## GIVEN TASK
Restate the records that follow word for word; no pictures should appear.

## ITEMS
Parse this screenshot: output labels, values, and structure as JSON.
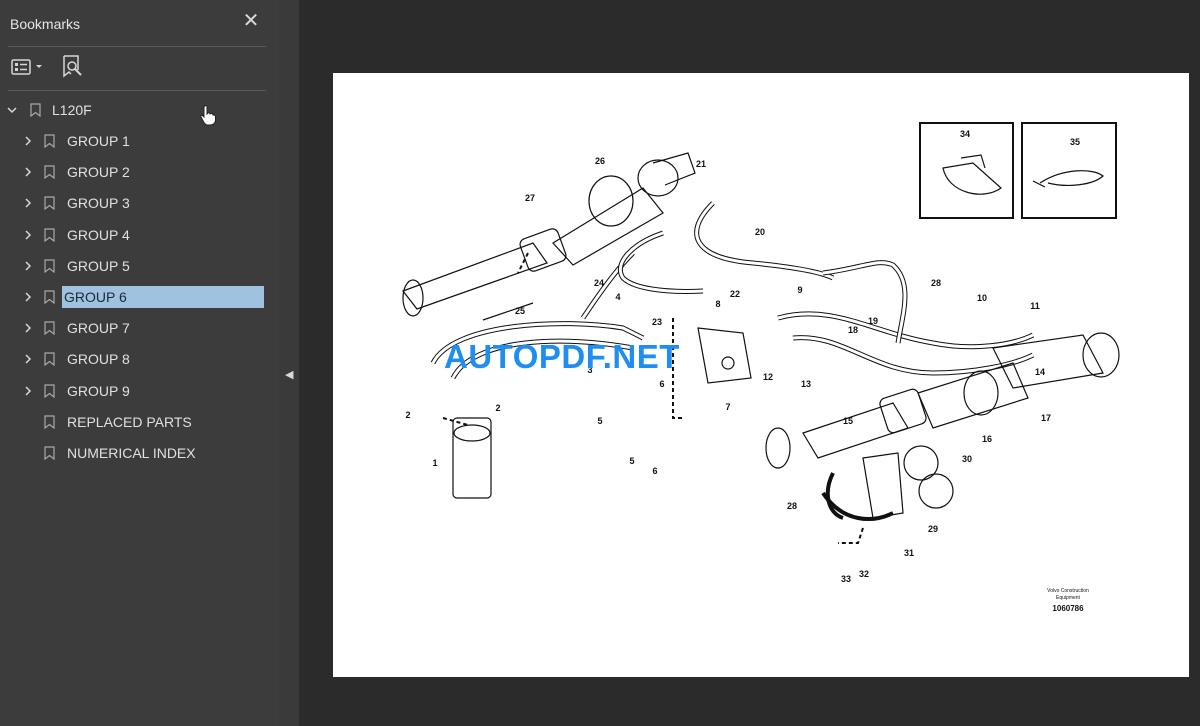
{
  "bookmarks_panel": {
    "title": "Bookmarks",
    "close_glyph": "✕",
    "root": {
      "label": "L120F",
      "expanded": true
    },
    "items": [
      {
        "label": "GROUP 1",
        "expandable": true
      },
      {
        "label": "GROUP 2",
        "expandable": true
      },
      {
        "label": "GROUP 3",
        "expandable": true
      },
      {
        "label": "GROUP 4",
        "expandable": true
      },
      {
        "label": "GROUP 5",
        "expandable": true
      },
      {
        "label": "GROUP 6",
        "expandable": true,
        "selected": true
      },
      {
        "label": "GROUP 7",
        "expandable": true
      },
      {
        "label": "GROUP 8",
        "expandable": true
      },
      {
        "label": "GROUP 9",
        "expandable": true
      },
      {
        "label": "REPLACED PARTS",
        "expandable": false
      },
      {
        "label": "NUMERICAL INDEX",
        "expandable": false
      }
    ]
  },
  "toolbar": {
    "options_icon": "list-options-icon",
    "find_icon": "find-bookmark-icon"
  },
  "document": {
    "watermark": "AUTOPDF.NET",
    "brand_line1": "Volvo Construction",
    "brand_line2": "Equipment",
    "figure_number": "1060786",
    "callouts": [
      "1",
      "2",
      "2",
      "3",
      "4",
      "5",
      "5",
      "6",
      "6",
      "7",
      "8",
      "9",
      "10",
      "11",
      "12",
      "13",
      "14",
      "15",
      "16",
      "17",
      "18",
      "19",
      "20",
      "21",
      "22",
      "23",
      "24",
      "25",
      "26",
      "27",
      "28",
      "28",
      "29",
      "30",
      "31",
      "32",
      "33",
      "34",
      "35"
    ]
  },
  "colors": {
    "selection": "#9ec2df",
    "panel": "#3c3c3c",
    "watermark": "#1f8ef1"
  }
}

## THE REPLY
Parse this screenshot: output labels, values, and structure as JSON.
{
  "bookmarks_panel": {
    "title": "Bookmarks",
    "close_glyph": "✕",
    "root": {
      "label": "L120F",
      "expanded": true
    },
    "items": [
      {
        "label": "GROUP 1",
        "expandable": true
      },
      {
        "label": "GROUP 2",
        "expandable": true
      },
      {
        "label": "GROUP 3",
        "expandable": true
      },
      {
        "label": "GROUP 4",
        "expandable": true
      },
      {
        "label": "GROUP 5",
        "expandable": true
      },
      {
        "label": "GROUP 6",
        "expandable": true,
        "selected": true
      },
      {
        "label": "GROUP 7",
        "expandable": true
      },
      {
        "label": "GROUP 8",
        "expandable": true
      },
      {
        "label": "GROUP 9",
        "expandable": true
      },
      {
        "label": "REPLACED PARTS",
        "expandable": false
      },
      {
        "label": "NUMERICAL INDEX",
        "expandable": false
      }
    ]
  },
  "toolbar": {
    "options_icon": "list-options-icon",
    "find_icon": "find-bookmark-icon"
  },
  "document": {
    "watermark": "AUTOPDF.NET",
    "brand_line1": "Volvo Construction",
    "brand_line2": "Equipment",
    "figure_number": "1060786",
    "callouts": [
      "1",
      "2",
      "2",
      "3",
      "4",
      "5",
      "5",
      "6",
      "6",
      "7",
      "8",
      "9",
      "10",
      "11",
      "12",
      "13",
      "14",
      "15",
      "16",
      "17",
      "18",
      "19",
      "20",
      "21",
      "22",
      "23",
      "24",
      "25",
      "26",
      "27",
      "28",
      "28",
      "29",
      "30",
      "31",
      "32",
      "33",
      "34",
      "35"
    ]
  },
  "colors": {
    "selection": "#9ec2df",
    "panel": "#3c3c3c",
    "watermark": "#1f8ef1"
  }
}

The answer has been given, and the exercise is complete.